___ Exercise data ___

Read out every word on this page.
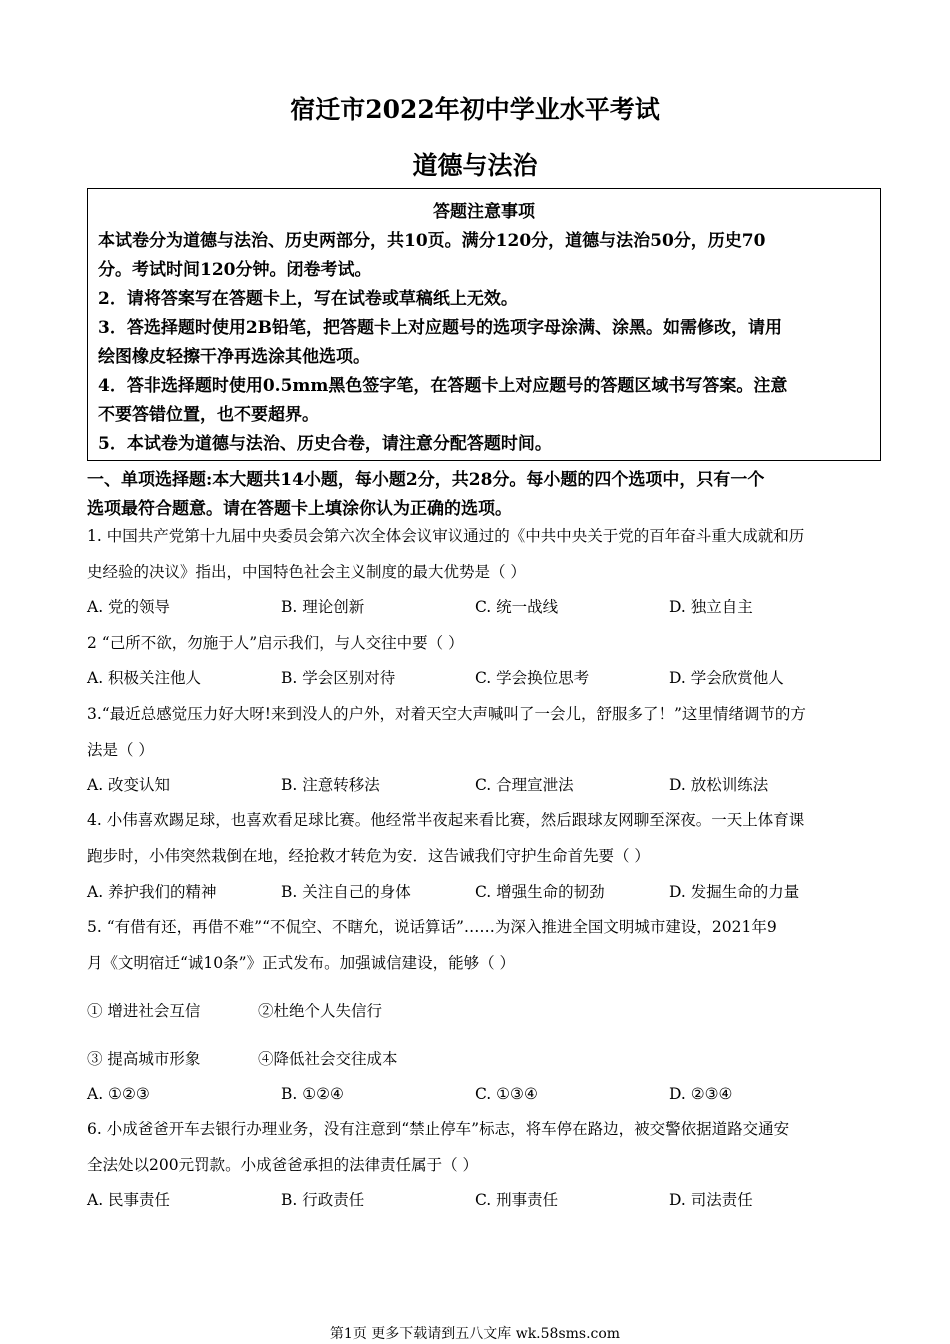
宿迁市2022年初中学业水平考试
道德与法治
答题注意事项
本试卷分为道德与法治、历史两部分，共10页。满分120分，道德与法治50分，历史70
分。考试时间120分钟。闭卷考试。
2．请将答案写在答题卡上，写在试卷或草稿纸上无效。
3．答选择题时使用2B铅笔，把答题卡上对应题号的选项字母涂满、涂黑。如需修改，请用
绘图橡皮轻擦干净再选涂其他选项。
4．答非选择题时使用0.5mm黑色签字笔，在答题卡上对应题号的答题区域书写答案。注意
不要答错位置，也不要超界。
5．本试卷为道德与法治、历史合卷，请注意分配答题时间。
一、单项选择题:本大题共14小题，每小题2分，共28分。每小题的四个选项中，只有一个
选项最符合题意。请在答题卡上填涂你认为正确的选项。
1. 中国共产党第十九届中央委员会第六次全体会议审议通过的《中共中央关于党的百年奋斗重大成就和历
史经验的决议》指出，中国特色社会主义制度的最大优势是（ ）
A. 党的领导	B. 理论创新	C. 统一战线	D. 独立自主
2 “己所不欲，勿施于人”启示我们，与人交往中要（ ）
A. 积极关注他人	B. 学会区别对待	C. 学会换位思考	D. 学会欣赏他人
3.“最近总感觉压力好大呀!来到没人的户外，对着天空大声喊叫了一会儿，舒服多了！”这里情绪调节的方
法是（ ）
A. 改变认知	B. 注意转移法	C. 合理宣泄法	D. 放松训练法
4. 小伟喜欢踢足球，也喜欢看足球比赛。他经常半夜起来看比赛，然后跟球友网聊至深夜。一天上体育课
跑步时，小伟突然栽倒在地，经抢救才转危为安．这告诫我们守护生命首先要（ ）
A. 养护我们的精神	B. 关注自己的身体	C. 增强生命的韧劲	D. 发掘生命的力量
5. “有借有还，再借不难”“不侃空、不瞎允，说话算话”……为深入推进全国文明城市建设，2021年9
月《文明宿迁“诚10条”》正式发布。加强诚信建设，能够（ ）
① 增进社会互信	②杜绝个人失信行
③ 提高城市形象	④降低社会交往成本
A. ①②③	B. ①②④	C. ①③④	D. ②③④
6. 小成爸爸开车去银行办理业务，没有注意到“禁止停车”标志，将车停在路边，被交警依据道路交通安
全法处以200元罚款。小成爸爸承担的法律责任属于（ ）
A. 民事责任	B. 行政责任	C. 刑事责任	D. 司法责任
第1页 更多下载请到五八文库 wk.58sms.com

___

* _Description of the task_
Print out the lines exactly, skipping any picture.

* _The output_
Read out every word on this page.
宿迁市2022年初中学业水平考试
道德与法治
答题注意事项
本试卷分为道德与法治、历史两部分，共10页。满分120分，道德与法治50分，历史70
分。考试时间120分钟。闭卷考试。
2．请将答案写在答题卡上，写在试卷或草稿纸上无效。
3．答选择题时使用2B铅笔，把答题卡上对应题号的选项字母涂满、涂黑。如需修改，请用
绘图橡皮轻擦干净再选涂其他选项。
4．答非选择题时使用0.5mm黑色签字笔，在答题卡上对应题号的答题区域书写答案。注意
不要答错位置，也不要超界。
5．本试卷为道德与法治、历史合卷，请注意分配答题时间。
一、单项选择题:本大题共14小题，每小题2分，共28分。每小题的四个选项中，只有一个
选项最符合题意。请在答题卡上填涂你认为正确的选项。
1. 中国共产党第十九届中央委员会第六次全体会议审议通过的《中共中央关于党的百年奋斗重大成就和历
史经验的决议》指出，中国特色社会主义制度的最大优势是（ ）
A. 党的领导	B. 理论创新	C. 统一战线	D. 独立自主
2 “己所不欲，勿施于人”启示我们，与人交往中要（ ）
A. 积极关注他人	B. 学会区别对待	C. 学会换位思考	D. 学会欣赏他人
3.“最近总感觉压力好大呀!来到没人的户外，对着天空大声喊叫了一会儿，舒服多了！”这里情绪调节的方
法是（ ）
A. 改变认知	B. 注意转移法	C. 合理宣泄法	D. 放松训练法
4. 小伟喜欢踢足球，也喜欢看足球比赛。他经常半夜起来看比赛，然后跟球友网聊至深夜。一天上体育课
跑步时，小伟突然栽倒在地，经抢救才转危为安．这告诫我们守护生命首先要（ ）
A. 养护我们的精神	B. 关注自己的身体	C. 增强生命的韧劲	D. 发掘生命的力量
5. “有借有还，再借不难”“不侃空、不瞎允，说话算话”……为深入推进全国文明城市建设，2021年9
月《文明宿迁“诚10条”》正式发布。加强诚信建设，能够（ ）
① 增进社会互信	②杜绝个人失信行
③ 提高城市形象	④降低社会交往成本
A. ①②③	B. ①②④	C. ①③④	D. ②③④
6. 小成爸爸开车去银行办理业务，没有注意到“禁止停车”标志，将车停在路边，被交警依据道路交通安
全法处以200元罚款。小成爸爸承担的法律责任属于（ ）
A. 民事责任	B. 行政责任	C. 刑事责任	D. 司法责任
第1页 更多下载请到五八文库 wk.58sms.com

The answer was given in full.